• What to do: Wherever the word "text" appears in a line, extract that line.

• Data excerpts:
------

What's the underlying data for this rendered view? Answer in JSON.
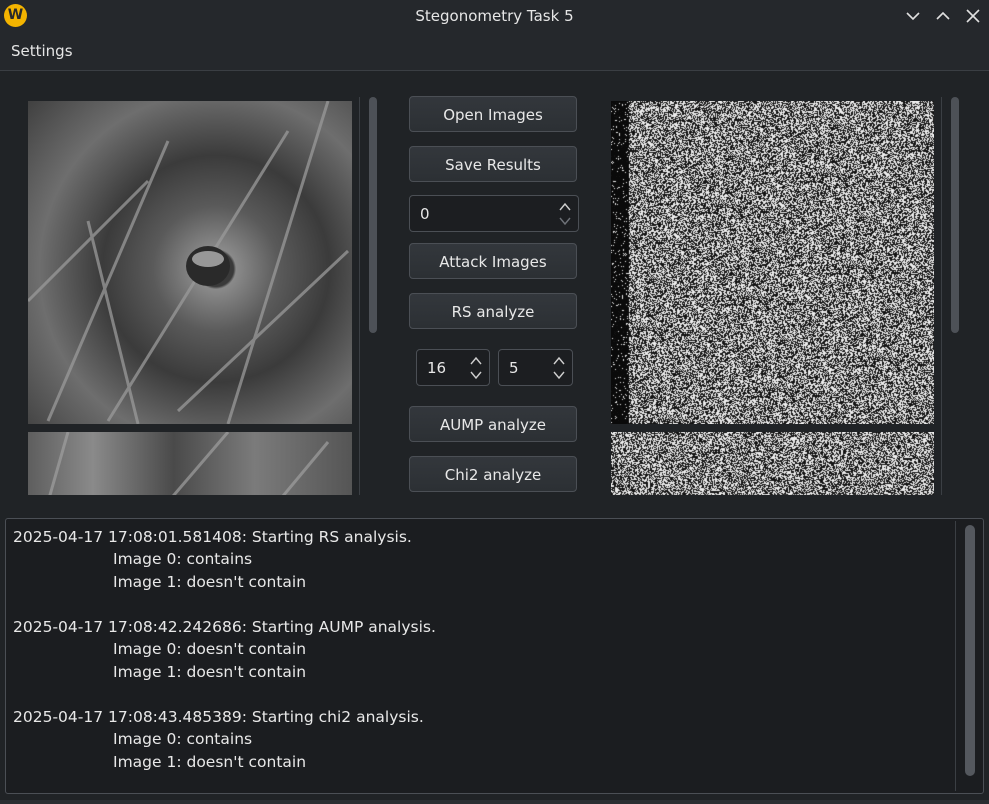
{
  "window": {
    "title": "Stegonometry Task 5",
    "logo_letter": "W"
  },
  "menu": {
    "items": [
      {
        "label": "Settings"
      }
    ]
  },
  "controls": {
    "open_images": "Open Images",
    "save_results": "Save Results",
    "image_index": {
      "value": "0"
    },
    "attack_images": "Attack Images",
    "rs_analyze": "RS analyze",
    "rs_param_1": {
      "value": "16"
    },
    "rs_param_2": {
      "value": "5"
    },
    "aump_analyze": "AUMP analyze",
    "chi2_analyze": "Chi2 analyze"
  },
  "log": {
    "lines": [
      "2025-04-17 17:08:01.581408: Starting RS analysis.",
      "Image 0: contains",
      "Image 1: doesn't contain",
      "2025-04-17 17:08:42.242686: Starting AUMP analysis.",
      "Image 0: doesn't contain",
      "Image 1: doesn't contain",
      "2025-04-17 17:08:43.485389: Starting chi2 analysis.",
      "Image 0: contains",
      "Image 1: doesn't contain"
    ]
  },
  "colors": {
    "background": "#202326",
    "titlebar": "#25282c",
    "button": "#31353a",
    "logo": "#f4b400"
  },
  "icons": [
    "app-logo-icon",
    "minimize-icon",
    "maximize-icon",
    "close-icon",
    "chevron-up-icon",
    "chevron-down-icon"
  ]
}
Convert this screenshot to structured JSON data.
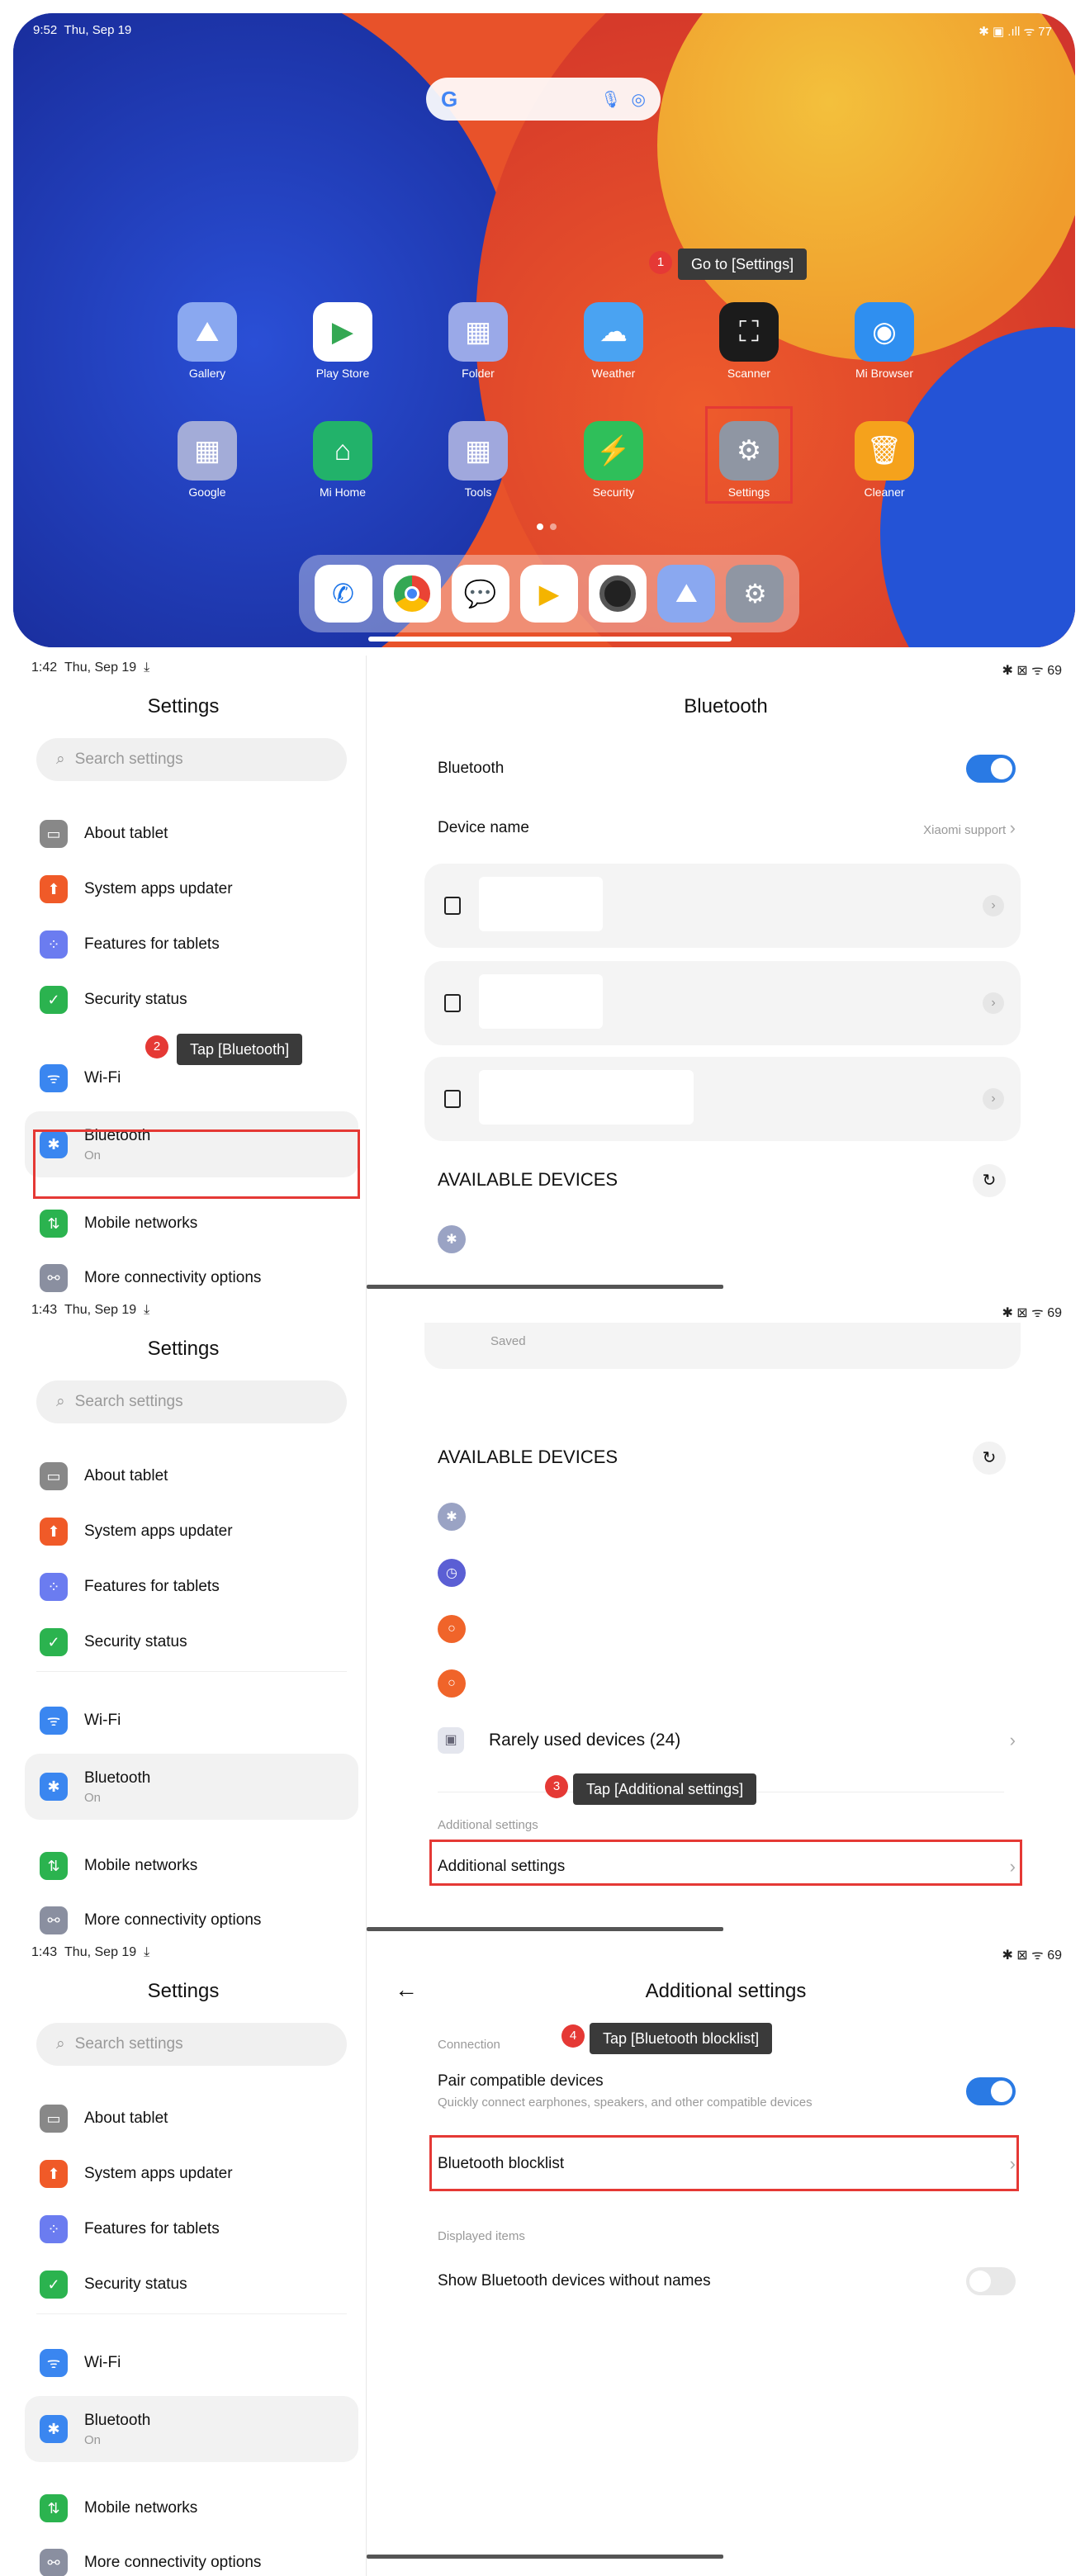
{
  "home": {
    "time": "9:52",
    "date": "Thu, Sep 19",
    "status_icons": "✱ ▣ .ıll ᯤ 77",
    "apps": [
      {
        "label": "Gallery",
        "icon": "gallery-icon",
        "color": "#8aa8f0"
      },
      {
        "label": "Play Store",
        "icon": "play-store-icon",
        "color": "#ffffff"
      },
      {
        "label": "Folder",
        "icon": "folder-icon",
        "color": "#9aa9e8"
      },
      {
        "label": "Weather",
        "icon": "weather-icon",
        "color": "#4aa3f2"
      },
      {
        "label": "Scanner",
        "icon": "scanner-icon",
        "color": "#1b1b1b"
      },
      {
        "label": "Mi Browser",
        "icon": "browser-icon",
        "color": "#2f8ff0"
      },
      {
        "label": "Google",
        "icon": "google-folder-icon",
        "color": "#a3acd8"
      },
      {
        "label": "Mi Home",
        "icon": "mi-home-icon",
        "color": "#22b26a"
      },
      {
        "label": "Tools",
        "icon": "tools-folder-icon",
        "color": "#a0a8dd"
      },
      {
        "label": "Security",
        "icon": "security-icon",
        "color": "#2fbf5a"
      },
      {
        "label": "Settings",
        "icon": "settings-icon",
        "color": "#8f96a3"
      },
      {
        "label": "Cleaner",
        "icon": "cleaner-icon",
        "color": "#f5a21c"
      }
    ],
    "dock": [
      "phone-icon",
      "chrome-icon",
      "messages-icon",
      "play-games-icon",
      "camera-icon",
      "gallery-icon",
      "settings-icon"
    ]
  },
  "steps": [
    {
      "n": "1",
      "text": "Go to [Settings]"
    },
    {
      "n": "2",
      "text": "Tap [Bluetooth]"
    },
    {
      "n": "3",
      "text": "Tap [Additional settings]"
    },
    {
      "n": "4",
      "text": "Tap [Bluetooth blocklist]"
    }
  ],
  "panels": [
    {
      "time": "1:42",
      "date": "Thu, Sep 19"
    },
    {
      "time": "1:43",
      "date": "Thu, Sep 19"
    },
    {
      "time": "1:43",
      "date": "Thu, Sep 19"
    }
  ],
  "status_right": "✱ ⊠ ᯤ 69",
  "sidebar": {
    "title": "Settings",
    "search_placeholder": "Search settings",
    "items": [
      {
        "label": "About tablet",
        "color": "#888"
      },
      {
        "label": "System apps updater",
        "color": "#f05a28"
      },
      {
        "label": "Features for tablets",
        "color": "#6b7cf0"
      },
      {
        "label": "Security status",
        "color": "#2bb34f"
      },
      {
        "label": "Wi-Fi",
        "color": "#3a86f0"
      },
      {
        "label": "Bluetooth",
        "sub": "On",
        "color": "#3a86f0"
      },
      {
        "label": "Mobile networks",
        "color": "#2bb34f"
      },
      {
        "label": "More connectivity options",
        "color": "#8a8fa0"
      }
    ]
  },
  "bluetooth": {
    "title": "Bluetooth",
    "toggle_label": "Bluetooth",
    "device_name_label": "Device name",
    "device_name_value": "Xiaomi support",
    "available": "AVAILABLE DEVICES",
    "saved": "Saved",
    "rarely_used": "Rarely used devices (24)",
    "additional_header": "Additional settings",
    "additional_row": "Additional settings"
  },
  "additional": {
    "title": "Additional settings",
    "connection": "Connection",
    "pair_title": "Pair compatible devices",
    "pair_sub": "Quickly connect earphones, speakers, and other compatible devices",
    "blocklist": "Bluetooth blocklist",
    "displayed": "Displayed items",
    "show_nameless": "Show Bluetooth devices without names"
  }
}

------

• Full output:
      "text": "Go to [Settings]"
      "text": "Tap [Bluetooth]"
      "text": "Tap [Additional settings]"
      "text": "Tap [Bluetooth blocklist]"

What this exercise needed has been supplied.